Records from a data collection:

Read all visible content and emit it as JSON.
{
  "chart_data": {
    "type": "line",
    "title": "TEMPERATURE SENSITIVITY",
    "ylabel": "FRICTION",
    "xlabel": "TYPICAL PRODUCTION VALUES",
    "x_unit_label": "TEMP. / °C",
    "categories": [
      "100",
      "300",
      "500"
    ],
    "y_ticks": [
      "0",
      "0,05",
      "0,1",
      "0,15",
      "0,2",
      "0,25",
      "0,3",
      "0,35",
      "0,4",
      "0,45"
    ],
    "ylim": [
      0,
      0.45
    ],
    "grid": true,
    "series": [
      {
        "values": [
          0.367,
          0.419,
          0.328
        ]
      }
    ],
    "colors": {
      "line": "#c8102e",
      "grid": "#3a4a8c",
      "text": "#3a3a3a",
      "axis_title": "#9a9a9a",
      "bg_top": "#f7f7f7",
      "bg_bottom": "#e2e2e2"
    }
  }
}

**Problem statement:**
Repeat the records above exactly as they appear.

**Output of the exercise:**
Read all visible content and emit it as JSON.
{
  "chart_data": {
    "type": "line",
    "title": "TEMPERATURE SENSITIVITY",
    "ylabel": "FRICTION",
    "xlabel": "TYPICAL PRODUCTION VALUES",
    "x_unit_label": "TEMP. / °C",
    "categories": [
      "100",
      "300",
      "500"
    ],
    "y_ticks": [
      "0",
      "0,05",
      "0,1",
      "0,15",
      "0,2",
      "0,25",
      "0,3",
      "0,35",
      "0,4",
      "0,45"
    ],
    "ylim": [
      0,
      0.45
    ],
    "grid": true,
    "series": [
      {
        "values": [
          0.367,
          0.419,
          0.328
        ]
      }
    ],
    "colors": {
      "line": "#c8102e",
      "grid": "#3a4a8c",
      "text": "#3a3a3a",
      "axis_title": "#9a9a9a",
      "bg_top": "#f7f7f7",
      "bg_bottom": "#e2e2e2"
    }
  }
}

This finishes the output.